[Collected data entries]
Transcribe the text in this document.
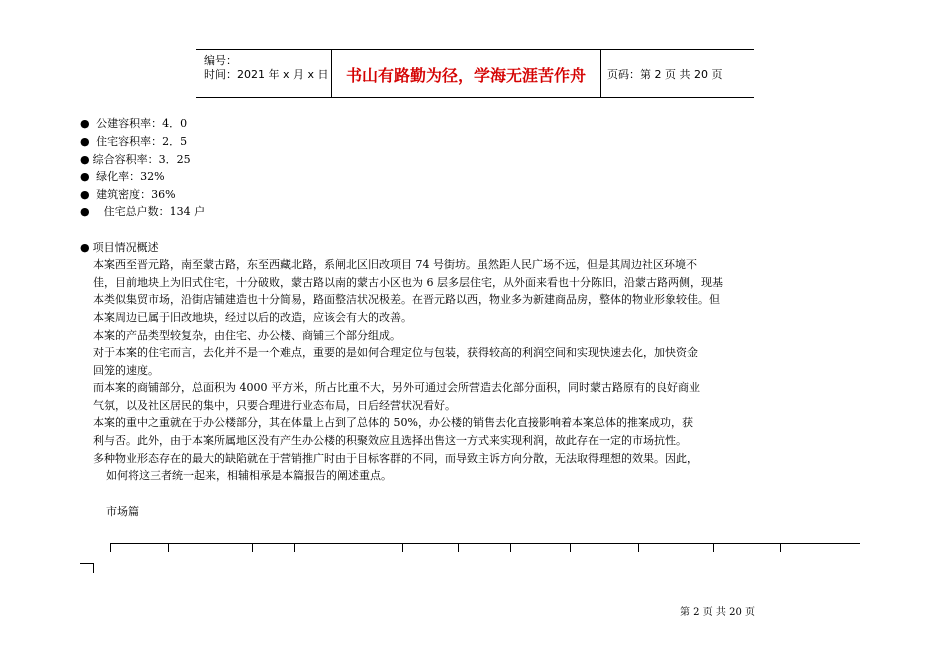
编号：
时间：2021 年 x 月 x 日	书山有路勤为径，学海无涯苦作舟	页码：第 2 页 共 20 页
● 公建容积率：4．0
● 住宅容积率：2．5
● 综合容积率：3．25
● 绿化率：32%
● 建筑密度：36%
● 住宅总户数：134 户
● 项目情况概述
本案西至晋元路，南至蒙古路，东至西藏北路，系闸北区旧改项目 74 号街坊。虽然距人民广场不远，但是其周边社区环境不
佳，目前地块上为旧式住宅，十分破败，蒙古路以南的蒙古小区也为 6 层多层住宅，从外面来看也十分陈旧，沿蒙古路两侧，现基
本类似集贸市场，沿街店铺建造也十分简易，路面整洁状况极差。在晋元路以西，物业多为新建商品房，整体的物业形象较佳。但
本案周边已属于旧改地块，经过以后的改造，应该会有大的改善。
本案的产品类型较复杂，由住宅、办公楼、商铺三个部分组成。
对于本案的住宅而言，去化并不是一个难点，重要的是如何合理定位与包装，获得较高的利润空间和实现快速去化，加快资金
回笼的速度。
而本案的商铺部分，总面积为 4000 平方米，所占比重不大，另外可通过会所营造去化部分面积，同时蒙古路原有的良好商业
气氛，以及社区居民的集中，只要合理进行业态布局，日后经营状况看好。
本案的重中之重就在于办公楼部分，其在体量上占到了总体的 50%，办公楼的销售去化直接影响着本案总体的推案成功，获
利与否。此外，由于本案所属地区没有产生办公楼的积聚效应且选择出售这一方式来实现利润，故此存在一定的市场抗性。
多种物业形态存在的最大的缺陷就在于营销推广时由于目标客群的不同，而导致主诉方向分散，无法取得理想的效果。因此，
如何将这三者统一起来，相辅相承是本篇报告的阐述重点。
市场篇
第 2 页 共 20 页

--

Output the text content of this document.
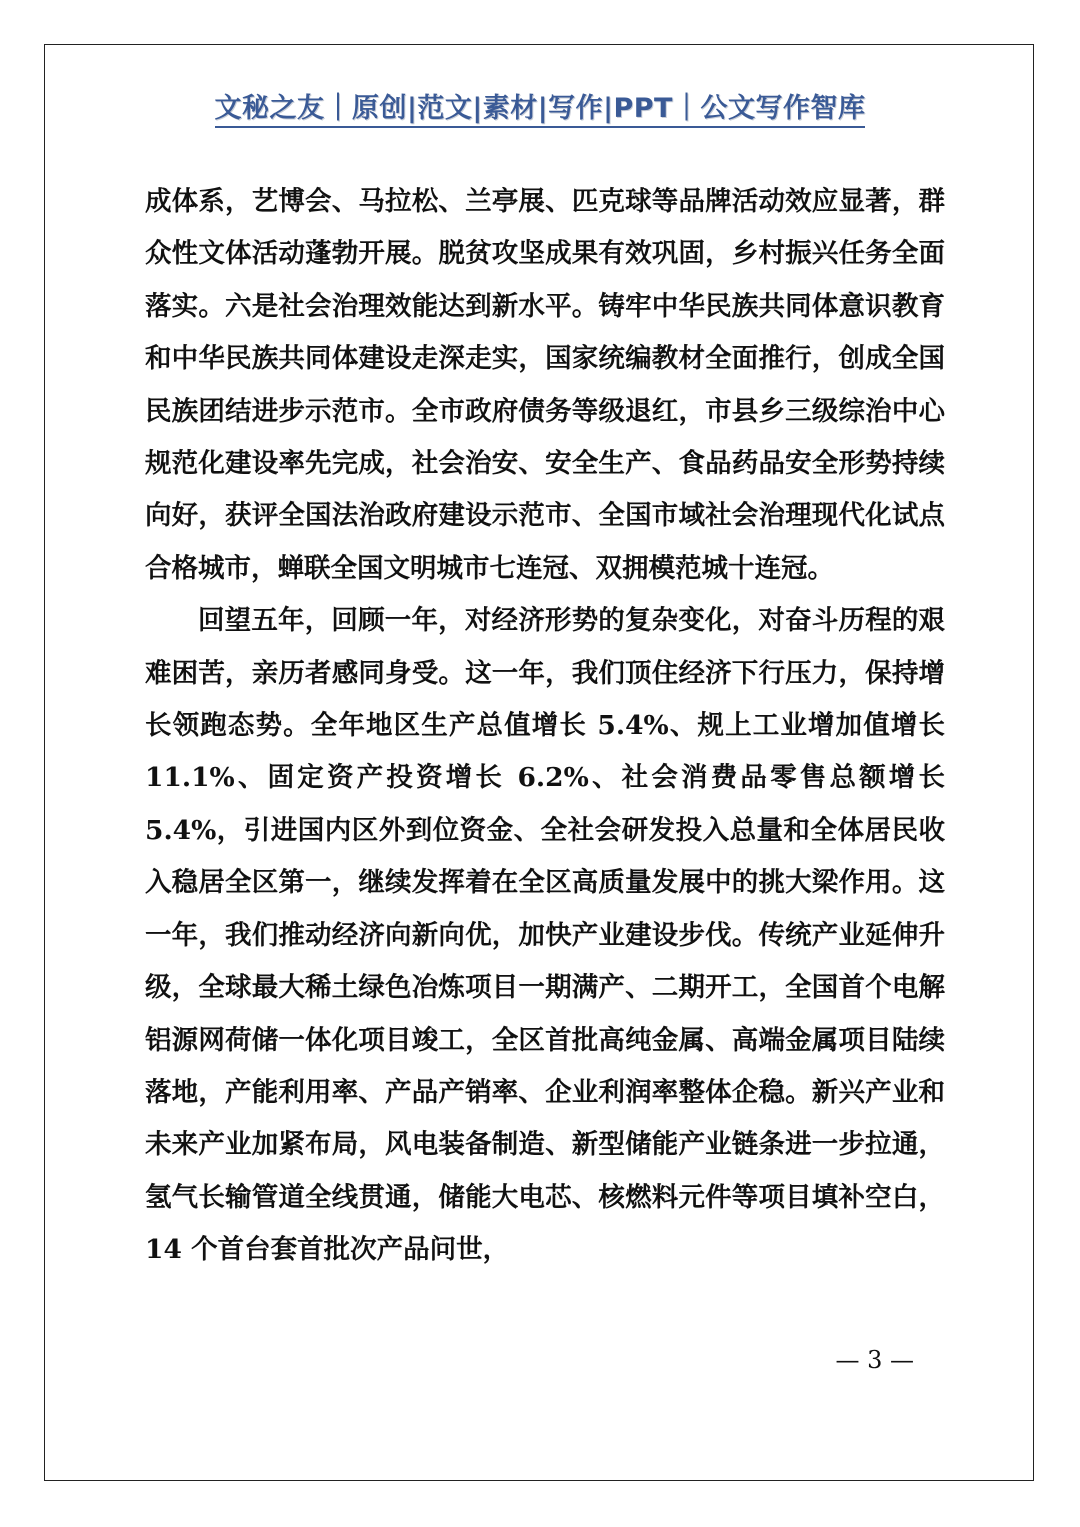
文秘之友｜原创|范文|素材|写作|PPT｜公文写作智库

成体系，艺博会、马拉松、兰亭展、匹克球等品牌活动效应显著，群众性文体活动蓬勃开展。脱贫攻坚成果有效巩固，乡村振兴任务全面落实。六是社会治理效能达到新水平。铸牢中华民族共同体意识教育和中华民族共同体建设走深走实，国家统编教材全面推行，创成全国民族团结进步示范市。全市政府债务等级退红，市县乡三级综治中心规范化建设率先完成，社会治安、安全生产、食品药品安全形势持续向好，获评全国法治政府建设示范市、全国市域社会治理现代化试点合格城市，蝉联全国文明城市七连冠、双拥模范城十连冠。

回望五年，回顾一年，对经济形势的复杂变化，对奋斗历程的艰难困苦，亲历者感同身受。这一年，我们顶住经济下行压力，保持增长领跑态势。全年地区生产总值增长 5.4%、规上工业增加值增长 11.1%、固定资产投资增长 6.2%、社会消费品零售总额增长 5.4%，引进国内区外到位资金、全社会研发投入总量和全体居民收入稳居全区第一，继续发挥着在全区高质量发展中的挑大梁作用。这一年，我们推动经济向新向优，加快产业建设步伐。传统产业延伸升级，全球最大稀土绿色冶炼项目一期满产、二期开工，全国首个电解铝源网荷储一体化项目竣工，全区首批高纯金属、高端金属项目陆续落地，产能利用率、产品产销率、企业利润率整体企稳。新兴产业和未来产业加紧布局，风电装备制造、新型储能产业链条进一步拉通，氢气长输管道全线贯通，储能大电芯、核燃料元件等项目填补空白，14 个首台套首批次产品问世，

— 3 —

==

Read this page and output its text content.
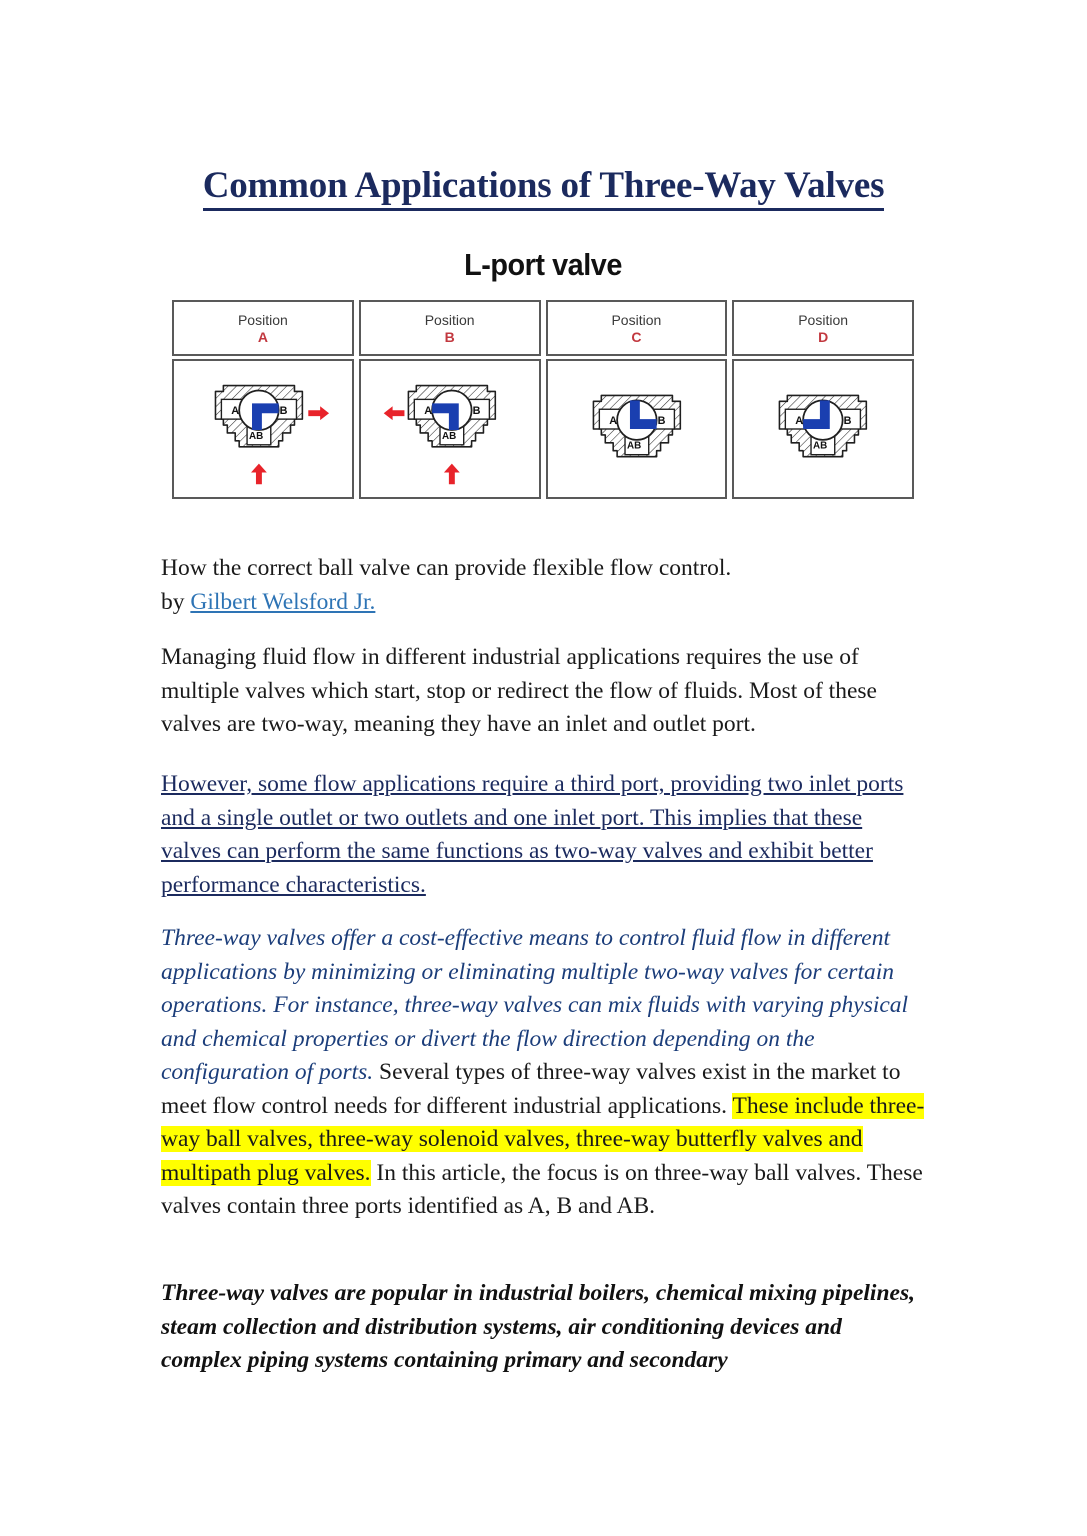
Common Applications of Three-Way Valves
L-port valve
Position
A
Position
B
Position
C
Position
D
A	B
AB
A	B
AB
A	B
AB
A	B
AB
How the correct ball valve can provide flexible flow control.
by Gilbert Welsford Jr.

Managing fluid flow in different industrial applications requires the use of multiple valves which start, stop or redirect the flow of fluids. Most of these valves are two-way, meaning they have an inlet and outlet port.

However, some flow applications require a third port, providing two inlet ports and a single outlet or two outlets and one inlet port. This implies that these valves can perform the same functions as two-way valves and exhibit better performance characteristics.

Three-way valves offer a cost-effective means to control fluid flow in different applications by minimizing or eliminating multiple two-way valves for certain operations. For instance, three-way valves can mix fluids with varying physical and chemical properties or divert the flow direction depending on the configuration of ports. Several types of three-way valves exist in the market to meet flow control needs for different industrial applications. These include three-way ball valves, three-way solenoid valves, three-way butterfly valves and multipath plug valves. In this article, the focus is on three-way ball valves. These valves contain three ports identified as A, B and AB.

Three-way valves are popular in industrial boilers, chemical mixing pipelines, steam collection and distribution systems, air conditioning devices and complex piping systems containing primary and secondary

**Task directions**:
Of the lines above, copy each that contains "content".

**Finished exercise**:
Output the text content of this document.
Read this page and output its text content.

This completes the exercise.